**WHAT IS REQUIRED**
Type out all the records word for word. Any pictures are to be left out.

**ENTRIES**
☆ ☆ ☆ ☆ ☆ ☆ ☆
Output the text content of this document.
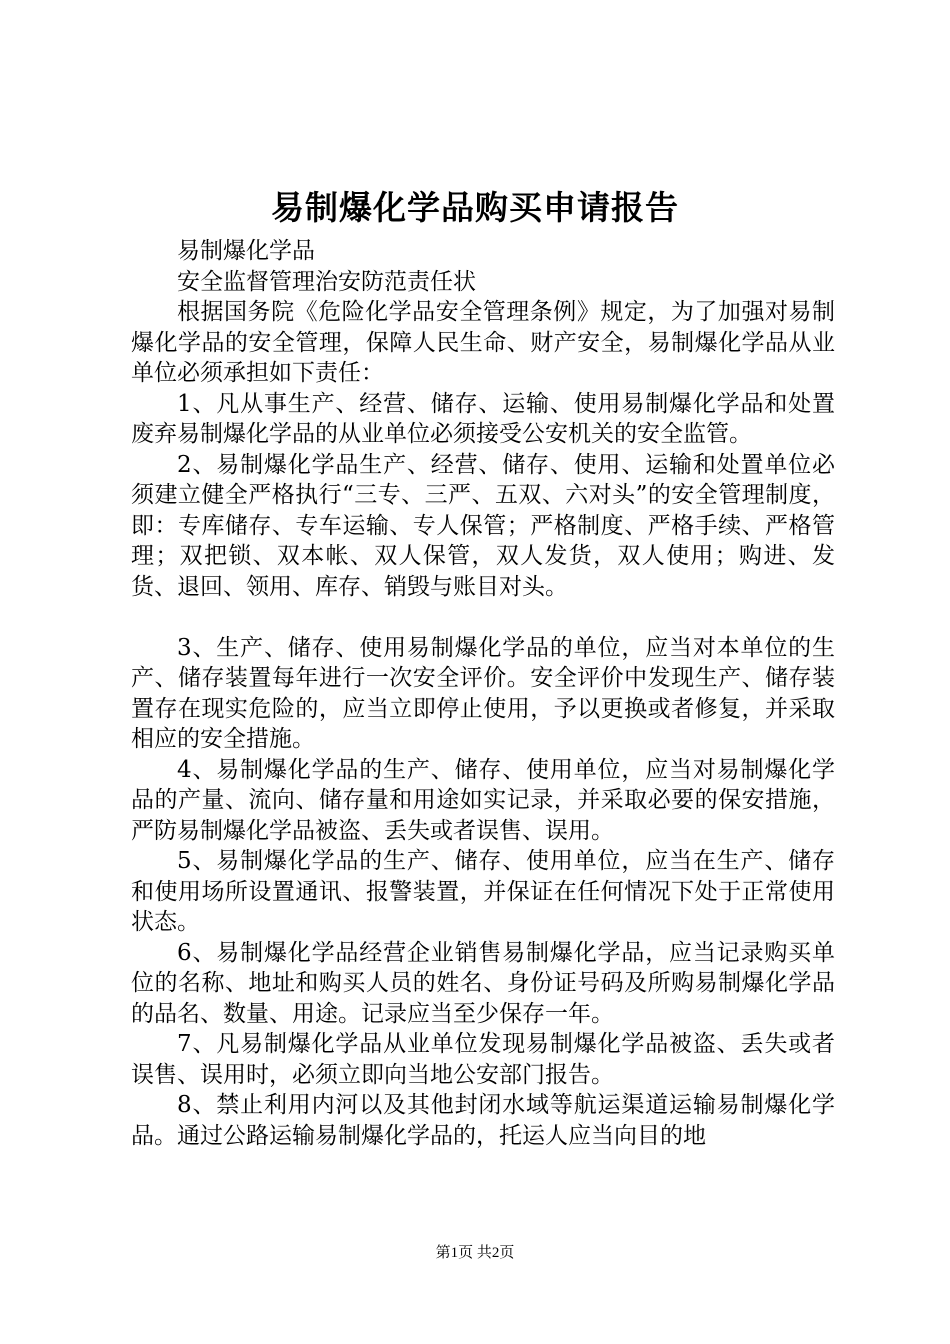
易制爆化学品购买申请报告

易制爆化学品

安全监督管理治安防范责任状

根据国务院《危险化学品安全管理条例》规定，为了加强对易制爆化学品的安全管理，保障人民生命、财产安全，易制爆化学品从业单位必须承担如下责任：

1、凡从事生产、经营、储存、运输、使用易制爆化学品和处置废弃易制爆化学品的从业单位必须接受公安机关的安全监管。

2、易制爆化学品生产、经营、储存、使用、运输和处置单位必须建立健全严格执行“三专、三严、五双、六对头”的安全管理制度，即：专库储存、专车运输、专人保管；严格制度、严格手续、严格管理；双把锁、双本帐、双人保管，双人发货，双人使用；购进、发货、退回、领用、库存、销毁与账目对头。

3、生产、储存、使用易制爆化学品的单位，应当对本单位的生产、储存装置每年进行一次安全评价。安全评价中发现生产、储存装置存在现实危险的，应当立即停止使用，予以更换或者修复，并采取相应的安全措施。

4、易制爆化学品的生产、储存、使用单位，应当对易制爆化学品的产量、流向、储存量和用途如实记录，并采取必要的保安措施，严防易制爆化学品被盗、丢失或者误售、误用。

5、易制爆化学品的生产、储存、使用单位，应当在生产、储存和使用场所设置通讯、报警装置，并保证在任何情况下处于正常使用状态。

6、易制爆化学品经营企业销售易制爆化学品，应当记录购买单位的名称、地址和购买人员的姓名、身份证号码及所购易制爆化学品的品名、数量、用途。记录应当至少保存一年。

7、凡易制爆化学品从业单位发现易制爆化学品被盗、丢失或者误售、误用时，必须立即向当地公安部门报告。

8、禁止利用内河以及其他封闭水域等航运渠道运输易制爆化学品。通过公路运输易制爆化学品的，托运人应当向目的地

第1页 共2页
☆ ☆ ☆ ☆ ☆ ☆ ☆
**THE SOLUTION**
Output the text content of this document.
易制爆化学品购买申请报告

易制爆化学品

安全监督管理治安防范责任状

根据国务院《危险化学品安全管理条例》规定，为了加强对易制爆化学品的安全管理，保障人民生命、财产安全，易制爆化学品从业单位必须承担如下责任：

1、凡从事生产、经营、储存、运输、使用易制爆化学品和处置废弃易制爆化学品的从业单位必须接受公安机关的安全监管。

2、易制爆化学品生产、经营、储存、使用、运输和处置单位必须建立健全严格执行“三专、三严、五双、六对头”的安全管理制度，即：专库储存、专车运输、专人保管；严格制度、严格手续、严格管理；双把锁、双本帐、双人保管，双人发货，双人使用；购进、发货、退回、领用、库存、销毁与账目对头。

3、生产、储存、使用易制爆化学品的单位，应当对本单位的生产、储存装置每年进行一次安全评价。安全评价中发现生产、储存装置存在现实危险的，应当立即停止使用，予以更换或者修复，并采取相应的安全措施。

4、易制爆化学品的生产、储存、使用单位，应当对易制爆化学品的产量、流向、储存量和用途如实记录，并采取必要的保安措施，严防易制爆化学品被盗、丢失或者误售、误用。

5、易制爆化学品的生产、储存、使用单位，应当在生产、储存和使用场所设置通讯、报警装置，并保证在任何情况下处于正常使用状态。

6、易制爆化学品经营企业销售易制爆化学品，应当记录购买单位的名称、地址和购买人员的姓名、身份证号码及所购易制爆化学品的品名、数量、用途。记录应当至少保存一年。

7、凡易制爆化学品从业单位发现易制爆化学品被盗、丢失或者误售、误用时，必须立即向当地公安部门报告。

8、禁止利用内河以及其他封闭水域等航运渠道运输易制爆化学品。通过公路运输易制爆化学品的，托运人应当向目的地

第1页 共2页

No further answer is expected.